Supplied passage below:

Most of the listed PreferredOne health plans on the website are only available as employee benefits. In fact, although a wide array of plans are offered, there is only one individual plan for 2018.
PreferredOne Individual Plan
The PreferredOne Balance Plus plan is a PCP/Specialist Copay plan with a PPO network that includes coverage for out-of-network providers.
This plan has deductibles of $3,000 individual and $6,000 family. The first three office visits have a $25 copay for primary care and a $45 copay for specialists. After the first three combined visits, the deductible applies, and visits are covered at 80% after the deductible is met. Most other services are subject to the deductible and then covered at 80%.
Prescription drugs at Tiers 1 and 2 have copays of $10 and $30 respectively. Other Tiers are subject to the deductible before coverage is available. Coinsurance amounts apply after the deductible.
This plan includes both pediatric vision and dental coverage, but neither of those is included for adults.
Group plans offered through employers appear to be the largest part of PerferredOne’s products.

End of Supplied passage.
Listed records below:

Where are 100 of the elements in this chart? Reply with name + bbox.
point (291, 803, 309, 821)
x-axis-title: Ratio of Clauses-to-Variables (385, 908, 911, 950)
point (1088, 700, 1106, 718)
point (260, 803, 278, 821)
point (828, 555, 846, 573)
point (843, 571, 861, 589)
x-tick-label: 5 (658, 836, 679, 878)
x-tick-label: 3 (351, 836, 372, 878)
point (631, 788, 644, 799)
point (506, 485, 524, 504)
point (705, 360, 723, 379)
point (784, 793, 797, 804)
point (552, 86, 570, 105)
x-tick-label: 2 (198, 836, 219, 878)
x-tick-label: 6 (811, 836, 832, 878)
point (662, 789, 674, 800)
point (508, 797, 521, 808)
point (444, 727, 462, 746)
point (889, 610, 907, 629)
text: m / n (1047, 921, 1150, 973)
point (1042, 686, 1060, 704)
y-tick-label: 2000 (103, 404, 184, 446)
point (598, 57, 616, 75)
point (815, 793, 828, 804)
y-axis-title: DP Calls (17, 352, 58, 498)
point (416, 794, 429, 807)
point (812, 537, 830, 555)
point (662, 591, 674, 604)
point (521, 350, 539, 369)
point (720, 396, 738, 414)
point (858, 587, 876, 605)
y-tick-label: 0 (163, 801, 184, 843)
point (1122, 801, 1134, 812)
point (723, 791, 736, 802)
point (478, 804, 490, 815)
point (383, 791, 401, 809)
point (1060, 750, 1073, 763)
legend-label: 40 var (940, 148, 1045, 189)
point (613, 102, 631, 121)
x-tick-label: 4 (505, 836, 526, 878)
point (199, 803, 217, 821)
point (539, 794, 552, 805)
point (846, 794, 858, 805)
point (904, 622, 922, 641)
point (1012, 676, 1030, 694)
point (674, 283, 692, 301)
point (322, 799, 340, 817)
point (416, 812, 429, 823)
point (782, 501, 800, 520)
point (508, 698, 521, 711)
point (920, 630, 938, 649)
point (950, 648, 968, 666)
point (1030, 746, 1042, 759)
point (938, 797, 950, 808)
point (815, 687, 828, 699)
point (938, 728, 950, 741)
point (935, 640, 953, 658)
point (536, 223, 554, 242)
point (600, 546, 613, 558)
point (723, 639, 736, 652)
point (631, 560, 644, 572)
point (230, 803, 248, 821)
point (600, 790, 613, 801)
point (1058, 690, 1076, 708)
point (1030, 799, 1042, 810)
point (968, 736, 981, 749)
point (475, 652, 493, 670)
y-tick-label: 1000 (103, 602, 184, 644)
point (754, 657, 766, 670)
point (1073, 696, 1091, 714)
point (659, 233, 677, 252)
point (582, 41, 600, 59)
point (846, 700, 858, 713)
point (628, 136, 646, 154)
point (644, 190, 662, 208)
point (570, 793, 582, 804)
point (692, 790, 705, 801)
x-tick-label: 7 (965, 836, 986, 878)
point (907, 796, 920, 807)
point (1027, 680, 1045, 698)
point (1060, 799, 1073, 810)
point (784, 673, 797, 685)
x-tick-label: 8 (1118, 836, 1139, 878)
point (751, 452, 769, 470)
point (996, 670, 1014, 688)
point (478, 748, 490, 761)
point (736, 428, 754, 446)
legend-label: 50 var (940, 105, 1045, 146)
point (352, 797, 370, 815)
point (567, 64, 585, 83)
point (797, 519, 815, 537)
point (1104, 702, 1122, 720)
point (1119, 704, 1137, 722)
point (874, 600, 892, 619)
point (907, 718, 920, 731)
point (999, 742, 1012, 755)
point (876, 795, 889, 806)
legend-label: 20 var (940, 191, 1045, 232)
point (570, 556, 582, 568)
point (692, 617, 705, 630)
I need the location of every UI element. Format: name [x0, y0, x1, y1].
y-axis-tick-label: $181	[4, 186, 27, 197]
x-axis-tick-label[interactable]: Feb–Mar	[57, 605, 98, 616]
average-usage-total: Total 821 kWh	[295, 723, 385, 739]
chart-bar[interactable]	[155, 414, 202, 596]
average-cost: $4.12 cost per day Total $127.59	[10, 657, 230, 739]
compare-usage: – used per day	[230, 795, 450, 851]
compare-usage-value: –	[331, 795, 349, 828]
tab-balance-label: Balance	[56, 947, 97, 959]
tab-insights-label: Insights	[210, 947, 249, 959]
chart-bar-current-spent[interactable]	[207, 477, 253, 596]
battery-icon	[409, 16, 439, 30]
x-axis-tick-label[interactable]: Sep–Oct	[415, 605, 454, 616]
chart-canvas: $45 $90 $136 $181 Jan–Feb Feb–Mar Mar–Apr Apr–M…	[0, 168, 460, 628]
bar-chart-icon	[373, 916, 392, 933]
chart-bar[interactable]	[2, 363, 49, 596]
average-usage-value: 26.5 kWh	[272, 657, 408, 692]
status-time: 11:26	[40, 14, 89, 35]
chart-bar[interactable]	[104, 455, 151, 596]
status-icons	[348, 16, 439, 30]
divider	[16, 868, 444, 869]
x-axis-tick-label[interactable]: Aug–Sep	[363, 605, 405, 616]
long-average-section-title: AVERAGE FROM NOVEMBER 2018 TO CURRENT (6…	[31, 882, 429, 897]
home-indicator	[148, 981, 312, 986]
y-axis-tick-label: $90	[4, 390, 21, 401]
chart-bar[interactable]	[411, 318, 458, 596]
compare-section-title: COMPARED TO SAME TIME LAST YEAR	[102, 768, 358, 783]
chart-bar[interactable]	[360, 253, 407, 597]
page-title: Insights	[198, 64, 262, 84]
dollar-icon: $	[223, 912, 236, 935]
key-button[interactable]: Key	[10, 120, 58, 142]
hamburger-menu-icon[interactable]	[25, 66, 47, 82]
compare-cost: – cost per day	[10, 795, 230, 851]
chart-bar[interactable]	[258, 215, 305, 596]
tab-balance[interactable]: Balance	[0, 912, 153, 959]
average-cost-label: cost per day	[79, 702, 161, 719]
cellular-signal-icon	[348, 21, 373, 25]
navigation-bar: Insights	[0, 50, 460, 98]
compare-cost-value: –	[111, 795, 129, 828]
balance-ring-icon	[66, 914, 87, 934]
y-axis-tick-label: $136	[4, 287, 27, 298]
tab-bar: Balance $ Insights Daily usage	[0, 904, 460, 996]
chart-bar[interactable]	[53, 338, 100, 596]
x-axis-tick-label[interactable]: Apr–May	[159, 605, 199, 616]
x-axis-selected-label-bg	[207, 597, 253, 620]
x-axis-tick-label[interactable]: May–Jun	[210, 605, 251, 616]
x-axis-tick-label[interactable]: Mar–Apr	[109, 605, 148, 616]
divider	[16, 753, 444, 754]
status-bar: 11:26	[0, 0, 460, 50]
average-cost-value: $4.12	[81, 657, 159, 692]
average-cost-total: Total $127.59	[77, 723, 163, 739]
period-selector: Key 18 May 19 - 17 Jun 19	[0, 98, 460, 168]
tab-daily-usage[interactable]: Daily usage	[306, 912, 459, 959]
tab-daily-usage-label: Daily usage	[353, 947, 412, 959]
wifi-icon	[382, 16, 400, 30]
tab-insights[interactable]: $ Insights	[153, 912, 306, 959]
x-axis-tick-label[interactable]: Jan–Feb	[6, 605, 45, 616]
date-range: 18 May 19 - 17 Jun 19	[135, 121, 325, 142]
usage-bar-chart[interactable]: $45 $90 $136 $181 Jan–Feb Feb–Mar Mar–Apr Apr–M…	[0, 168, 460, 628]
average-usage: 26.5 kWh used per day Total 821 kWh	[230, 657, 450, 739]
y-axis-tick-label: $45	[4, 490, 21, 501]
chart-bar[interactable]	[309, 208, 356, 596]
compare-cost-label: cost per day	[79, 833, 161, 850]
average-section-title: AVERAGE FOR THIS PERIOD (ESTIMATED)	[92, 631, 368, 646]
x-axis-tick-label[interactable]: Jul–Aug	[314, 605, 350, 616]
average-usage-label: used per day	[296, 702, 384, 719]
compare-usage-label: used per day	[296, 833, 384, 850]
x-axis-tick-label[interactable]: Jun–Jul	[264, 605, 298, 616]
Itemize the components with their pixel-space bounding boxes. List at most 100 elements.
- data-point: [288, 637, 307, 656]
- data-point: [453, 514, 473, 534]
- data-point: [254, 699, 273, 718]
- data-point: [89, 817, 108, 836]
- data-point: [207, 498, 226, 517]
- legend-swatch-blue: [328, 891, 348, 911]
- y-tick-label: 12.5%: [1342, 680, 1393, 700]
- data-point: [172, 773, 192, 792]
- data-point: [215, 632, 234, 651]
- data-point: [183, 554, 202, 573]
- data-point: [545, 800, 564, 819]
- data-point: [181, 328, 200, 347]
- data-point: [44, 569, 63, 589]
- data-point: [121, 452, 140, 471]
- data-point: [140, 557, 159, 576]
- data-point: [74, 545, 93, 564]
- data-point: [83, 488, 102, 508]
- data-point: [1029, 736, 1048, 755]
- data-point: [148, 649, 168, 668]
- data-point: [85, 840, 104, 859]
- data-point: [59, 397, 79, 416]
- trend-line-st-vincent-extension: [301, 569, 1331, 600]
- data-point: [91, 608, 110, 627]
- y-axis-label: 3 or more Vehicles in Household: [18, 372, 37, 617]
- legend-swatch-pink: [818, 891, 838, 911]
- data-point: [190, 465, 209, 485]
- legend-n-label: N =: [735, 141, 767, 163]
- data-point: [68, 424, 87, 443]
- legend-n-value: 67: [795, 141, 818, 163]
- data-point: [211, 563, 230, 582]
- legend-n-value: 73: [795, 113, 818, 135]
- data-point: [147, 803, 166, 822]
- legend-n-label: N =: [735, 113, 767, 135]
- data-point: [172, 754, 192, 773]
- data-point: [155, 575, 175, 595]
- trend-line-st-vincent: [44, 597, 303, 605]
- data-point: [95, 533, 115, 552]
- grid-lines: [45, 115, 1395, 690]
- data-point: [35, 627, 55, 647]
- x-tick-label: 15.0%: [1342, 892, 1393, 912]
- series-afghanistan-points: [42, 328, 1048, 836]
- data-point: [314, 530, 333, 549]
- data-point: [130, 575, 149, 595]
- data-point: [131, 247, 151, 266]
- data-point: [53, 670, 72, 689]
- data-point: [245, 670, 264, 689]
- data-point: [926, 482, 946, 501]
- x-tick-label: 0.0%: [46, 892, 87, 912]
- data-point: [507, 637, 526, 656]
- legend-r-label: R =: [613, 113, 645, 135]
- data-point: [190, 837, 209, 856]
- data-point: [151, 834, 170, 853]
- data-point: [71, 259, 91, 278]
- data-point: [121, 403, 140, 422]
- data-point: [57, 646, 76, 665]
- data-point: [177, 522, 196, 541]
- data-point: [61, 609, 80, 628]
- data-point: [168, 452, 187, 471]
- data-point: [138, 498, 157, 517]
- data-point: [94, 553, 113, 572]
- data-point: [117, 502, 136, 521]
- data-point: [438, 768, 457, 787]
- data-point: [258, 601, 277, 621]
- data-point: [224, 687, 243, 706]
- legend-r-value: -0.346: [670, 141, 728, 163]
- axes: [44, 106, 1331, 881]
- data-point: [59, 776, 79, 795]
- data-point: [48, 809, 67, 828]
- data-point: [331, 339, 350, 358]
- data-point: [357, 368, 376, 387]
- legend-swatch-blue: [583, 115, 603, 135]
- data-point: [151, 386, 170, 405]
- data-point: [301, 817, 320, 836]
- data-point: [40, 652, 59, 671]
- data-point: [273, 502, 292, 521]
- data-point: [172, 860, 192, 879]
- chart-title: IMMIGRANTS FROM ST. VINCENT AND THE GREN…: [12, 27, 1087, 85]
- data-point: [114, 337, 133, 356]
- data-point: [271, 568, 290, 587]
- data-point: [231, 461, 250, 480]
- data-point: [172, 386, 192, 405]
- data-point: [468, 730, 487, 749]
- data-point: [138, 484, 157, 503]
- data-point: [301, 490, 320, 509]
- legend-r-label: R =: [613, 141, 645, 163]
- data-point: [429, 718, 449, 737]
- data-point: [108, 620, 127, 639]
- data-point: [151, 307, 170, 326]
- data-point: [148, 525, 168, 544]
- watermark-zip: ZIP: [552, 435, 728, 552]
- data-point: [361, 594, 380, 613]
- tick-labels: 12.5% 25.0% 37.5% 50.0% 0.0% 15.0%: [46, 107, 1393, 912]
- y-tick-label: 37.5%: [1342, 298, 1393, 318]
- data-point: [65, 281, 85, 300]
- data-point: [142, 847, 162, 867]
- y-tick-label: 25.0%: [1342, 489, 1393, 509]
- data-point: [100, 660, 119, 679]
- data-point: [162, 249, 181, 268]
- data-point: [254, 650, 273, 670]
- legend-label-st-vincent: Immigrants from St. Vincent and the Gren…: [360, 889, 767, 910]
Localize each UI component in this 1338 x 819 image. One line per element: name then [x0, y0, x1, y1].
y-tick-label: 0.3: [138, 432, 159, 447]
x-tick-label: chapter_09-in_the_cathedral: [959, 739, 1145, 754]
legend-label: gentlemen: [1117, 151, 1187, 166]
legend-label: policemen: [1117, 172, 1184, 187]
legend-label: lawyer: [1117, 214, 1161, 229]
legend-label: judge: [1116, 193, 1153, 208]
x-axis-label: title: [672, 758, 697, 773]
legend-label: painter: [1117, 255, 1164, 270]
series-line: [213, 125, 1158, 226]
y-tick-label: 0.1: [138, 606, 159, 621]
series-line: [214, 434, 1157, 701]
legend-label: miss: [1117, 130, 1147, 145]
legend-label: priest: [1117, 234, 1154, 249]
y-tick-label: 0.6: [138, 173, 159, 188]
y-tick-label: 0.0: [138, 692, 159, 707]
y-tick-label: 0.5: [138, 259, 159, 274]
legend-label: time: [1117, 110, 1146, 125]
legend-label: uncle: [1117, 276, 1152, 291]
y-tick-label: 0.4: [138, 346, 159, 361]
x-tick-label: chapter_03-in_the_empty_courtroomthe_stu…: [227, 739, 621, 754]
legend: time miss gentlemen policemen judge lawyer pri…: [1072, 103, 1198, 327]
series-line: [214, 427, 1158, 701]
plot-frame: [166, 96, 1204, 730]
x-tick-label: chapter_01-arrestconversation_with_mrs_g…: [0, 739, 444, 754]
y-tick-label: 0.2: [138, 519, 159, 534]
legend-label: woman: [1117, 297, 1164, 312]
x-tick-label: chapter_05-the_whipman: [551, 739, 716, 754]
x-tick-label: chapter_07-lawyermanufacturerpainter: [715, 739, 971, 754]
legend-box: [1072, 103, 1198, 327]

End of Listed records.

> Set of tasks:
(A) Answer these questions from the PreferredOne passage:
(i) How many individual plans does PreferredOne offer for 2018?
(ii) What is the specialist copay for the first three office visits?
(iii) What is the copay for Tier 2 prescription drugs?
(B) Can you reproduce word for word the part of the PreferredOne passage from "PreferredOne Individual Plan" up to and including "included for adults."?
The data aren't needed for this work.

> Numbered answers:
(A)
(i) One.
(ii) $45.
(iii) $30.

(B)
PreferredOne Individual Plan
The PreferredOne Balance Plus plan is a PCP/Specialist Copay plan with a PPO network that includes coverage for out-of-network providers.
This plan has deductibles of $3,000 individual and $6,000 family. The first three office visits have a $25 copay for primary care and a $45 copay for specialists. After the first three combined visits, the deductible applies, and visits are covered at 80% after the deductible is met. Most other services are subject to the deductible and then covered at 80%.
Prescription drugs at Tiers 1 and 2 have copays of $10 and $30 respectively. Other Tiers are subject to the deductible before coverage is available. Coinsurance amounts apply after the deductible.
This plan includes both pediatric vision and dental coverage, but neither of those is included for adults.